◆ Directions ◆
Give the data below again exactly as written, without its pictures.

◆ Data supplied ◆
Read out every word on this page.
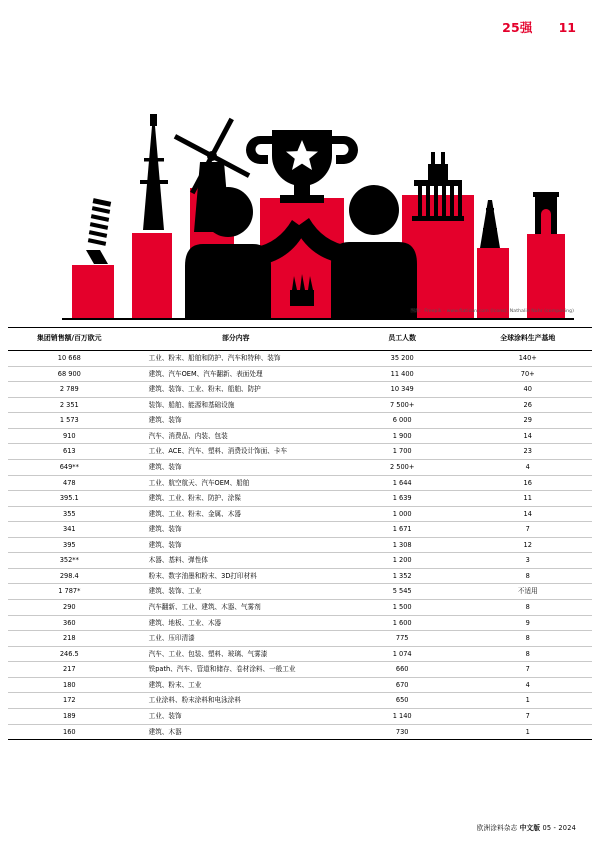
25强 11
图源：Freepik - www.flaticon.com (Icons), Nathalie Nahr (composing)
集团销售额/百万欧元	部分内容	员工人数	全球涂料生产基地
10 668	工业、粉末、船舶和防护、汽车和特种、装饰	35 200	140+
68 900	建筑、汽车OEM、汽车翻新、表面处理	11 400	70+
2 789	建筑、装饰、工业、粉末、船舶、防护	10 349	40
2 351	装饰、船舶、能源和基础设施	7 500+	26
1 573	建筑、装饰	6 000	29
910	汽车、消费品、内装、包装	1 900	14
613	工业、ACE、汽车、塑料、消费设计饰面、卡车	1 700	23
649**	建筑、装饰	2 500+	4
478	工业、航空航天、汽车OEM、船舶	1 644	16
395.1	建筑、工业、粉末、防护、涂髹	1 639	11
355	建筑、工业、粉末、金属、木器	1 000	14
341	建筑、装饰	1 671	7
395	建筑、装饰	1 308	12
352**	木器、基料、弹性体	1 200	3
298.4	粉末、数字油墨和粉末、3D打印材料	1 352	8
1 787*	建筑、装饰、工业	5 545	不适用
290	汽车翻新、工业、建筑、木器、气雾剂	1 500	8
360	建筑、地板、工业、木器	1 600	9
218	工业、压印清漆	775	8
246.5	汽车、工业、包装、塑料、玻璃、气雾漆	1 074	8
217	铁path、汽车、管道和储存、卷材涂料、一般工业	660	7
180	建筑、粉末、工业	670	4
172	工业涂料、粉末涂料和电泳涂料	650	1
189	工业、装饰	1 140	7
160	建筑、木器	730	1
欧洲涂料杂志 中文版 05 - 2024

◆ Task result ◆
Read out every word on this page.
25强 11
图源：Freepik - www.flaticon.com (Icons), Nathalie Nahr (composing)
集团销售额/百万欧元	部分内容	员工人数	全球涂料生产基地
10 668	工业、粉末、船舶和防护、汽车和特种、装饰	35 200	140+
68 900	建筑、汽车OEM、汽车翻新、表面处理	11 400	70+
2 789	建筑、装饰、工业、粉末、船舶、防护	10 349	40
2 351	装饰、船舶、能源和基础设施	7 500+	26
1 573	建筑、装饰	6 000	29
910	汽车、消费品、内装、包装	1 900	14
613	工业、ACE、汽车、塑料、消费设计饰面、卡车	1 700	23
649**	建筑、装饰	2 500+	4
478	工业、航空航天、汽车OEM、船舶	1 644	16
395.1	建筑、工业、粉末、防护、涂髹	1 639	11
355	建筑、工业、粉末、金属、木器	1 000	14
341	建筑、装饰	1 671	7
395	建筑、装饰	1 308	12
352**	木器、基料、弹性体	1 200	3
298.4	粉末、数字油墨和粉末、3D打印材料	1 352	8
1 787*	建筑、装饰、工业	5 545	不适用
290	汽车翻新、工业、建筑、木器、气雾剂	1 500	8
360	建筑、地板、工业、木器	1 600	9
218	工业、压印清漆	775	8
246.5	汽车、工业、包装、塑料、玻璃、气雾漆	1 074	8
217	铁path、汽车、管道和储存、卷材涂料、一般工业	660	7
180	建筑、粉末、工业	670	4
172	工业涂料、粉末涂料和电泳涂料	650	1
189	工业、装饰	1 140	7
160	建筑、木器	730	1
欧洲涂料杂志 中文版 05 - 2024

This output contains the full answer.